Job
Find each line in the following listing that has the string "color", then state the count and nothing else.

Records about charts and figures
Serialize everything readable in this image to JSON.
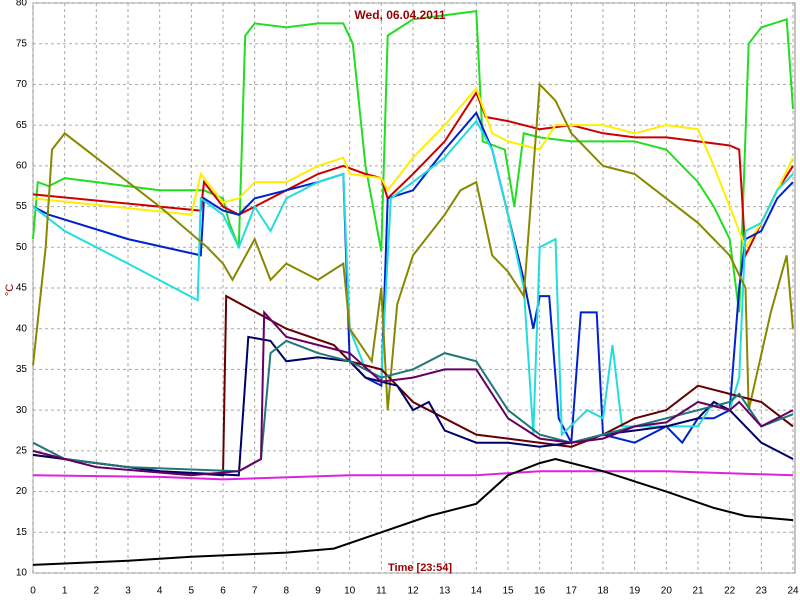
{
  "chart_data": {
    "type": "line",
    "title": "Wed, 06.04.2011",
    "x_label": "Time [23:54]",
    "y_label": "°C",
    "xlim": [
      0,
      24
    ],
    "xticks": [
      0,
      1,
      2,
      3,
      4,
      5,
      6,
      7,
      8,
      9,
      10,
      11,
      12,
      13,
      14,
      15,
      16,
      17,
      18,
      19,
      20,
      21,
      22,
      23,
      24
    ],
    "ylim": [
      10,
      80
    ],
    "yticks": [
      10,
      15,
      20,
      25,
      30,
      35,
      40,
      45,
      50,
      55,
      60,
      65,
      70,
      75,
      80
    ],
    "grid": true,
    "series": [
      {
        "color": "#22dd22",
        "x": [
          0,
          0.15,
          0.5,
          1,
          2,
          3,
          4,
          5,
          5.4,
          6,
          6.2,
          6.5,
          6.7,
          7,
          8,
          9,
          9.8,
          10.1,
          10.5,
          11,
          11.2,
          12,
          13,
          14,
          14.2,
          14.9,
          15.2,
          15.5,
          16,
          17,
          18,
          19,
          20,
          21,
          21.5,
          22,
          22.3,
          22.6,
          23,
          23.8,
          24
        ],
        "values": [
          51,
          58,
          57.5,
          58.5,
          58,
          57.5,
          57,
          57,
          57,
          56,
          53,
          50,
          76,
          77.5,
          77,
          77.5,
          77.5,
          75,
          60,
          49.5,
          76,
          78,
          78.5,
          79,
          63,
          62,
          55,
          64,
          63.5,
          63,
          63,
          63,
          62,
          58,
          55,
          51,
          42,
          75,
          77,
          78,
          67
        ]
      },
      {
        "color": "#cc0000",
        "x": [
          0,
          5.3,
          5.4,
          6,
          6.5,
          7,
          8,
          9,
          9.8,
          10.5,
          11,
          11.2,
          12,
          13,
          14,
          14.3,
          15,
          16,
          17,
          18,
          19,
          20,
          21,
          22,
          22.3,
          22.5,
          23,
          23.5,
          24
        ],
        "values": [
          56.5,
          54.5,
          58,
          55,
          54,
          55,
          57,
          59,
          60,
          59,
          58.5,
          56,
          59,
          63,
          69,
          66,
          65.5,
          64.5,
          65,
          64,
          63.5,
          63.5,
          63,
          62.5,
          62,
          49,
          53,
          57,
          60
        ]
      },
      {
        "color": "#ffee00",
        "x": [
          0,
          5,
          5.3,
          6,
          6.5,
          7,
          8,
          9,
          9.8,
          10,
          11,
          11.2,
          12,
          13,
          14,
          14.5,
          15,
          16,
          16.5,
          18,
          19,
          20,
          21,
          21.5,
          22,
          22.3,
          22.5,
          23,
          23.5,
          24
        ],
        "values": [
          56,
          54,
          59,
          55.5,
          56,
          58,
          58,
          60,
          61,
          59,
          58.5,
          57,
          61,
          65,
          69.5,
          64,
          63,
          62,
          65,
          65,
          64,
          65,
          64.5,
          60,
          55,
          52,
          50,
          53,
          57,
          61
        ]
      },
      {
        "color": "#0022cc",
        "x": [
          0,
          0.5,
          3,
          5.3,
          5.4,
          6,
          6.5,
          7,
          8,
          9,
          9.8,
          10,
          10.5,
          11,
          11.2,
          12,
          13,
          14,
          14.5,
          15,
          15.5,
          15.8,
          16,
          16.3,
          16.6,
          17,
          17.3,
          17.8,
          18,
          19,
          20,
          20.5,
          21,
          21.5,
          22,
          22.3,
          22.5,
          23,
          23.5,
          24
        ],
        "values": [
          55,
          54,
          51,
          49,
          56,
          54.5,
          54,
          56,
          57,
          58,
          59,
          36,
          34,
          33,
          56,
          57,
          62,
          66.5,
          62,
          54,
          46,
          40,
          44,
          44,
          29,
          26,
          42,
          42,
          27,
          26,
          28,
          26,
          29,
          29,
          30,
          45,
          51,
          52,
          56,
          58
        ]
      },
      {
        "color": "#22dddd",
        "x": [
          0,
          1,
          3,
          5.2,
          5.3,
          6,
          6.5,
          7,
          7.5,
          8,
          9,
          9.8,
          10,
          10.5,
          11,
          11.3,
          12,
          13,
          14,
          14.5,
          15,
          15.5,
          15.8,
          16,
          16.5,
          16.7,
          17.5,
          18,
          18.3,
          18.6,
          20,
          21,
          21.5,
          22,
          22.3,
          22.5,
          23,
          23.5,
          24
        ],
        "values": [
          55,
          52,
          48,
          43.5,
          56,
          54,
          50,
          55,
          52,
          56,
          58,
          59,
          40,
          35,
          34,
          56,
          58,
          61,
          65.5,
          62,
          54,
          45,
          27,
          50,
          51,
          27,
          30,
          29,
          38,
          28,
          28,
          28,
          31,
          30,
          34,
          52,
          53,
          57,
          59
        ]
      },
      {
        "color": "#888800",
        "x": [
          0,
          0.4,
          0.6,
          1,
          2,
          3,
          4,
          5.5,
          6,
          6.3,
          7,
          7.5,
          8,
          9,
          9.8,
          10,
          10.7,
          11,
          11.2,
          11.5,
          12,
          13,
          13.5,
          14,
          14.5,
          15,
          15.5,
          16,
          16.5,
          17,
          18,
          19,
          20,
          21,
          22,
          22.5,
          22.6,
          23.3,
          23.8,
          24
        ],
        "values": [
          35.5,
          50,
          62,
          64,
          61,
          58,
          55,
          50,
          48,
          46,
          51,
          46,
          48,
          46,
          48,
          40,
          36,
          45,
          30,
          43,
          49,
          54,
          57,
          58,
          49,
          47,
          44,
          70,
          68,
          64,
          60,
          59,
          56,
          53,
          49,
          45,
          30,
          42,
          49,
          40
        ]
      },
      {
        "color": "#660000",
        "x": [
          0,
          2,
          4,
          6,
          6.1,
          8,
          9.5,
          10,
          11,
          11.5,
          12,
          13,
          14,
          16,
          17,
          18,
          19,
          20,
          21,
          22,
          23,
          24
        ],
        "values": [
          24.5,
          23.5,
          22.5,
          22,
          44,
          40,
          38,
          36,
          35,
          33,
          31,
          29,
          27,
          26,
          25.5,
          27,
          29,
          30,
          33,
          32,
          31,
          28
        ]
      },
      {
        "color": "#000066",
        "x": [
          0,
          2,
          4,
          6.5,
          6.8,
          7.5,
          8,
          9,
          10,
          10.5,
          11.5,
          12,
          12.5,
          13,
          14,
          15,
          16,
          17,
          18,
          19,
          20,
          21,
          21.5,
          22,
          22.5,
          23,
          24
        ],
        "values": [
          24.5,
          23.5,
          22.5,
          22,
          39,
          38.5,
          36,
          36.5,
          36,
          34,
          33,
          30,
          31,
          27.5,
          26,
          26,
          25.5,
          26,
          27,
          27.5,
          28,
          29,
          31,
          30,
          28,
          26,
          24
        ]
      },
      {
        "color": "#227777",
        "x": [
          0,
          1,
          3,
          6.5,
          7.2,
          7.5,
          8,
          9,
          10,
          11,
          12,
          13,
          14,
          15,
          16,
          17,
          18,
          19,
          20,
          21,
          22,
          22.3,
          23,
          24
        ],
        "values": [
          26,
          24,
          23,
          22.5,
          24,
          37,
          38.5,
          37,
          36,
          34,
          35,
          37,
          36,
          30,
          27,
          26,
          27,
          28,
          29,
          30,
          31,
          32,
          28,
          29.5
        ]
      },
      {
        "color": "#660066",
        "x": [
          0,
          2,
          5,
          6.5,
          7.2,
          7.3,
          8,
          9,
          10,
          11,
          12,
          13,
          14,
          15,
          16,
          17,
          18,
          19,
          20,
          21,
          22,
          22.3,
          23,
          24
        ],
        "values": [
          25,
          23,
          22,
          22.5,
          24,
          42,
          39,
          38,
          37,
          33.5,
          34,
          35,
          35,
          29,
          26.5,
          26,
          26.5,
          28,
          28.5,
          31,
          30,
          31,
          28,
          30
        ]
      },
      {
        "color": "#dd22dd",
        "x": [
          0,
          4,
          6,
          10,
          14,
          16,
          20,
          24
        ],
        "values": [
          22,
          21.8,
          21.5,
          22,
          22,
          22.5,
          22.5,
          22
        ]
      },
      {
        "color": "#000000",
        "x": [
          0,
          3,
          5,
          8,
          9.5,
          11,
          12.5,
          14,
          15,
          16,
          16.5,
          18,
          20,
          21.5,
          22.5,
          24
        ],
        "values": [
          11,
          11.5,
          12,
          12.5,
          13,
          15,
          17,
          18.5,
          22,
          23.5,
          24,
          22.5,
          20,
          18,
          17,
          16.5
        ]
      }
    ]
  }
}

Task solution
12